>>

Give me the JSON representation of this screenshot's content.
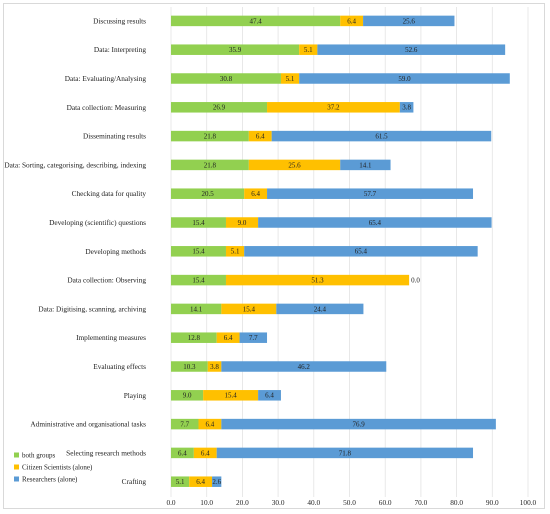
{
  "chart_data": {
    "type": "bar",
    "orientation": "horizontal",
    "stacked": true,
    "title": "",
    "xlabel": "",
    "ylabel": "",
    "xlim": [
      0,
      100
    ],
    "xticks": [
      "0.0",
      "10.0",
      "20.0",
      "30.0",
      "40.0",
      "50.0",
      "60.0",
      "70.0",
      "80.0",
      "90.0",
      "100.0"
    ],
    "grid": true,
    "legend_position": "bottom-left",
    "categories": [
      "Discussing results",
      "Data: Interpreting",
      "Data: Evaluating/Analysing",
      "Data collection: Measuring",
      "Disseminating results",
      "Data: Sorting, categorising, describing, indexing",
      "Checking data for quality",
      "Developing (scientific) questions",
      "Developing methods",
      "Data collection: Observing",
      "Data: Digitising, scanning, archiving",
      "Implementing measures",
      "Evaluating effects",
      "Playing",
      "Administrative and organisational tasks",
      "Selecting research methods",
      "Crafting"
    ],
    "series": [
      {
        "name": "both groups",
        "color": "#92d050",
        "values": [
          47.4,
          35.9,
          30.8,
          26.9,
          21.8,
          21.8,
          20.5,
          15.4,
          15.4,
          15.4,
          14.1,
          12.8,
          10.3,
          9.0,
          7.7,
          6.4,
          5.1
        ]
      },
      {
        "name": "Citizen Scientists (alone)",
        "color": "#ffc000",
        "values": [
          6.4,
          5.1,
          5.1,
          37.2,
          6.4,
          25.6,
          6.4,
          9.0,
          5.1,
          51.3,
          15.4,
          6.4,
          3.8,
          15.4,
          6.4,
          6.4,
          6.4
        ]
      },
      {
        "name": "Researchers (alone)",
        "color": "#5b9bd5",
        "values": [
          25.6,
          52.6,
          59.0,
          3.8,
          61.5,
          14.1,
          57.7,
          65.4,
          65.4,
          0.0,
          24.4,
          7.7,
          46.2,
          6.4,
          76.9,
          71.8,
          2.6
        ]
      }
    ],
    "data_labels": [
      [
        "47.4",
        "6.4",
        "25.6"
      ],
      [
        "35.9",
        "5.1",
        "52.6"
      ],
      [
        "30.8",
        "5.1",
        "59.0"
      ],
      [
        "26.9",
        "37.2",
        "3.8"
      ],
      [
        "21.8",
        "6.4",
        "61.5"
      ],
      [
        "21.8",
        "25.6",
        "14.1"
      ],
      [
        "20.5",
        "6.4",
        "57.7"
      ],
      [
        "15.4",
        "9.0",
        "65.4"
      ],
      [
        "15.4",
        "5.1",
        "65.4"
      ],
      [
        "15.4",
        "51.3",
        "0.0"
      ],
      [
        "14.1",
        "15.4",
        "24.4"
      ],
      [
        "12.8",
        "6.4",
        "7.7"
      ],
      [
        "10.3",
        "3.8",
        "46.2"
      ],
      [
        "9.0",
        "15.4",
        "6.4"
      ],
      [
        "7.7",
        "6.4",
        "76.9"
      ],
      [
        "6.4",
        "6.4",
        "71.8"
      ],
      [
        "5.1",
        "6.4",
        "2.6"
      ]
    ]
  }
}
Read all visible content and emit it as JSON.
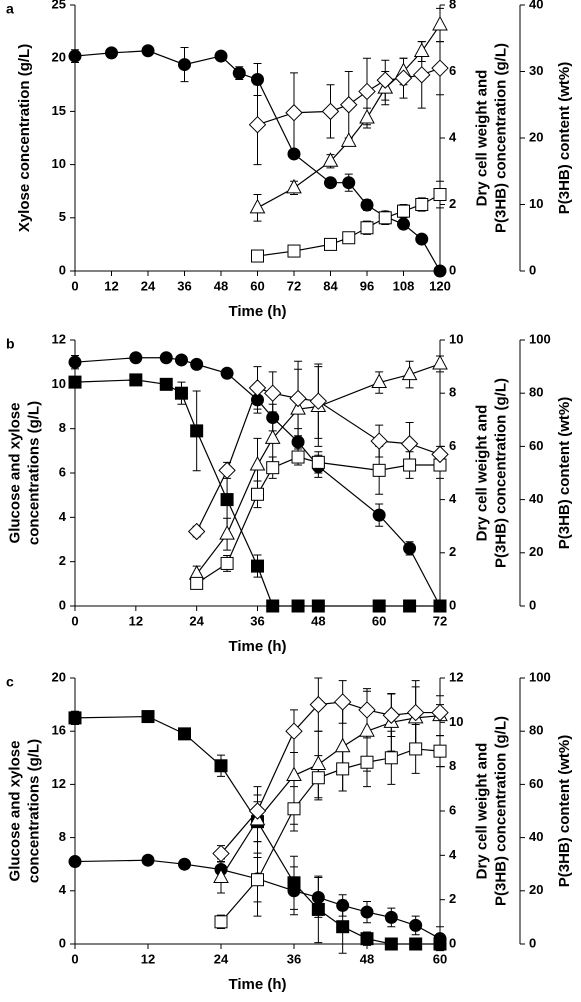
{
  "chart_data": [
    {
      "type": "line",
      "label": "a",
      "xlabel": "Time (h)",
      "ylabel": [
        "Xylose concentration (g/L)"
      ],
      "y2label": [
        "Dry cell weight and",
        "P(3HB) concentration (g/L)"
      ],
      "y3label": "P(3HB) content (wt%)",
      "xlim": [
        0,
        120
      ],
      "xticks": [
        0,
        12,
        24,
        36,
        48,
        60,
        72,
        84,
        96,
        108,
        120
      ],
      "ylim": [
        0,
        25
      ],
      "yticks": [
        0,
        5,
        10,
        15,
        20,
        25
      ],
      "y2lim": [
        0,
        8
      ],
      "y2ticks": [
        0,
        2,
        4,
        6,
        8
      ],
      "y3lim": [
        0,
        40
      ],
      "y3ticks": [
        0,
        10,
        20,
        30,
        40
      ],
      "series": [
        {
          "marker": "circle",
          "fill": "#000000",
          "color": "#000000",
          "axis": "y",
          "x": [
            0,
            12,
            24,
            36,
            48,
            54,
            60,
            72,
            84,
            90,
            96,
            102,
            108,
            114,
            120
          ],
          "values": [
            20.2,
            20.5,
            20.7,
            19.4,
            20.2,
            18.6,
            18.0,
            11.0,
            8.3,
            8.3,
            6.2,
            5.1,
            4.4,
            3.0,
            0.0
          ],
          "errors": [
            0.6,
            0.3,
            0.2,
            1.6,
            0.2,
            0.6,
            1.5,
            0.3,
            0.4,
            0.8,
            0.5,
            0.4,
            0.3,
            0.2,
            0.1
          ]
        },
        {
          "marker": "triangle",
          "fill": "#ffffff",
          "color": "#000000",
          "axis": "y2",
          "x": [
            60,
            72,
            84,
            90,
            96,
            102,
            108,
            114,
            120
          ],
          "values": [
            1.9,
            2.5,
            3.3,
            3.9,
            4.6,
            5.5,
            6.0,
            6.6,
            7.4
          ],
          "errors": [
            0.4,
            0.2,
            0.2,
            0.1,
            0.3,
            0.5,
            0.4,
            0.3,
            0.5
          ]
        },
        {
          "marker": "square",
          "fill": "#ffffff",
          "color": "#000000",
          "axis": "y2",
          "x": [
            60,
            72,
            84,
            90,
            96,
            102,
            108,
            114,
            120
          ],
          "values": [
            0.45,
            0.6,
            0.8,
            1.0,
            1.3,
            1.6,
            1.8,
            2.0,
            2.3
          ],
          "errors": [
            0.1,
            0.1,
            0.1,
            0.1,
            0.2,
            0.2,
            0.2,
            0.2,
            0.4
          ]
        },
        {
          "marker": "diamond",
          "fill": "#ffffff",
          "color": "#000000",
          "axis": "y3",
          "x": [
            60,
            72,
            84,
            90,
            96,
            102,
            108,
            114,
            120
          ],
          "values": [
            22,
            23.8,
            24,
            25,
            27,
            28.7,
            29,
            29.5,
            30.5
          ],
          "errors": [
            6,
            6,
            4,
            5,
            5,
            3,
            3,
            5,
            4
          ]
        }
      ]
    },
    {
      "type": "line",
      "label": "b",
      "xlabel": "Time (h)",
      "ylabel": [
        "Glucose and xylose",
        "concentrations (g/L)"
      ],
      "y2label": [
        "Dry cell weight and",
        "P(3HB) concentration (g/L)"
      ],
      "y3label": "P(3HB) content (wt%)",
      "xlim": [
        0,
        72
      ],
      "xticks": [
        0,
        12,
        24,
        36,
        48,
        60,
        72
      ],
      "ylim": [
        0,
        12
      ],
      "yticks": [
        0,
        2,
        4,
        6,
        8,
        10,
        12
      ],
      "y2lim": [
        0,
        10
      ],
      "y2ticks": [
        0,
        2,
        4,
        6,
        8,
        10
      ],
      "y3lim": [
        0,
        100
      ],
      "y3ticks": [
        0,
        20,
        40,
        60,
        80,
        100
      ],
      "series": [
        {
          "marker": "circle",
          "fill": "#000000",
          "color": "#000000",
          "axis": "y",
          "x": [
            0,
            12,
            18,
            21,
            24,
            30,
            36,
            39,
            44,
            48,
            60,
            66,
            72
          ],
          "values": [
            11.0,
            11.2,
            11.2,
            11.1,
            10.9,
            10.5,
            9.3,
            8.5,
            7.4,
            6.3,
            4.1,
            2.6,
            0.0
          ],
          "errors": [
            0.3,
            0.1,
            0.1,
            0.1,
            0.1,
            0.2,
            0.6,
            0.6,
            0.6,
            0.5,
            0.5,
            0.3,
            0.1
          ]
        },
        {
          "marker": "square",
          "fill": "#000000",
          "color": "#000000",
          "axis": "y",
          "x": [
            0,
            12,
            18,
            21,
            24,
            30,
            36,
            39,
            44,
            48,
            60,
            66,
            72
          ],
          "values": [
            10.1,
            10.2,
            10.0,
            9.6,
            7.9,
            4.8,
            1.8,
            0,
            0,
            0,
            0,
            0,
            0
          ],
          "errors": [
            0.1,
            0.1,
            0.1,
            0.5,
            1.8,
            1.5,
            0.5,
            0,
            0,
            0,
            0,
            0,
            0
          ]
        },
        {
          "marker": "triangle",
          "fill": "#ffffff",
          "color": "#000000",
          "axis": "y2",
          "x": [
            24,
            30,
            36,
            39,
            44,
            48,
            60,
            66,
            72
          ],
          "values": [
            1.2,
            2.7,
            5.3,
            6.3,
            7.4,
            7.5,
            8.4,
            8.7,
            9.1
          ],
          "errors": [
            0.3,
            0.6,
            1.0,
            1.0,
            1.5,
            1.5,
            0.4,
            0.5,
            0.3
          ]
        },
        {
          "marker": "square",
          "fill": "#ffffff",
          "color": "#000000",
          "axis": "y2",
          "x": [
            24,
            30,
            36,
            39,
            44,
            48,
            60,
            66,
            72
          ],
          "values": [
            0.85,
            1.6,
            4.2,
            5.2,
            5.6,
            5.4,
            5.1,
            5.3,
            5.3
          ],
          "errors": [
            0.1,
            0.3,
            0.5,
            0.4,
            0.3,
            0.4,
            0.9,
            0.5,
            0.5
          ]
        },
        {
          "marker": "diamond",
          "fill": "#ffffff",
          "color": "#000000",
          "axis": "y3",
          "x": [
            24,
            30,
            36,
            39,
            44,
            48,
            60,
            66,
            72
          ],
          "values": [
            28,
            51,
            82,
            80,
            78,
            77,
            62,
            61,
            57
          ],
          "errors": [
            2,
            3,
            8,
            8,
            14,
            14,
            6,
            8,
            3
          ]
        }
      ]
    },
    {
      "type": "line",
      "label": "c",
      "xlabel": "Time (h)",
      "ylabel": [
        "Glucose and xylose",
        "concentrations (g/L)"
      ],
      "y2label": [
        "Dry cell weight and",
        "P(3HB) concentration (g/L)"
      ],
      "y3label": "P(3HB) content (wt%)",
      "xlim": [
        0,
        60
      ],
      "xticks": [
        0,
        12,
        24,
        36,
        48,
        60
      ],
      "ylim": [
        0,
        20
      ],
      "yticks": [
        0,
        4,
        8,
        12,
        16,
        20
      ],
      "y2lim": [
        0,
        12
      ],
      "y2ticks": [
        0,
        2,
        4,
        6,
        8,
        10,
        12
      ],
      "y3lim": [
        0,
        100
      ],
      "y3ticks": [
        0,
        20,
        40,
        60,
        80,
        100
      ],
      "series": [
        {
          "marker": "square",
          "fill": "#000000",
          "color": "#000000",
          "axis": "y",
          "x": [
            0,
            12,
            18,
            24,
            30,
            36,
            40,
            44,
            48,
            52,
            56,
            60
          ],
          "values": [
            17.0,
            17.1,
            15.8,
            13.4,
            9.2,
            4.6,
            2.6,
            1.3,
            0.4,
            0,
            0,
            0
          ],
          "errors": [
            0.5,
            0.2,
            0.3,
            0.8,
            1.5,
            2.0,
            2.5,
            2.0,
            0.5,
            0,
            0,
            0
          ]
        },
        {
          "marker": "circle",
          "fill": "#000000",
          "color": "#000000",
          "axis": "y",
          "x": [
            0,
            12,
            18,
            24,
            30,
            36,
            40,
            44,
            48,
            52,
            56,
            60
          ],
          "values": [
            6.2,
            6.3,
            6.0,
            5.6,
            4.9,
            4.0,
            3.5,
            2.9,
            2.4,
            2.0,
            1.4,
            0.4
          ],
          "errors": [
            0.2,
            0.2,
            0.2,
            0.8,
            2.8,
            1.8,
            1.5,
            0.8,
            0.8,
            0.7,
            0.7,
            0.9
          ]
        },
        {
          "marker": "triangle",
          "fill": "#ffffff",
          "color": "#000000",
          "axis": "y2",
          "x": [
            24,
            30,
            36,
            40,
            44,
            48,
            52,
            56,
            60
          ],
          "values": [
            3.0,
            5.6,
            7.6,
            8.1,
            8.9,
            9.6,
            10.0,
            10.2,
            10.3
          ],
          "errors": [
            0.7,
            1.5,
            2.2,
            1.5,
            2.0,
            1.8,
            1.3,
            1.4,
            0.9
          ]
        },
        {
          "marker": "square",
          "fill": "#ffffff",
          "color": "#000000",
          "axis": "y2",
          "x": [
            24,
            30,
            36,
            40,
            44,
            48,
            52,
            56,
            60
          ],
          "values": [
            1.0,
            2.9,
            6.1,
            7.5,
            7.9,
            8.2,
            8.4,
            8.8,
            8.7
          ],
          "errors": [
            0.3,
            1.0,
            1.0,
            1.0,
            1.0,
            1.1,
            1.2,
            1.1,
            0.7
          ]
        },
        {
          "marker": "diamond",
          "fill": "#ffffff",
          "color": "#000000",
          "axis": "y3",
          "x": [
            24,
            30,
            36,
            40,
            44,
            48,
            52,
            56,
            60
          ],
          "values": [
            34,
            50,
            80,
            90,
            91,
            88,
            86,
            87,
            87
          ],
          "errors": [
            3,
            6,
            8,
            10,
            8,
            8,
            8,
            12,
            3
          ]
        }
      ]
    }
  ]
}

<<

▸ Problem details: Report back each line of the entries that holds the string "alone".

▸ Finished exercise:
        "name": "Citizen Scientists (alone)",
        "name": "Researchers (alone)",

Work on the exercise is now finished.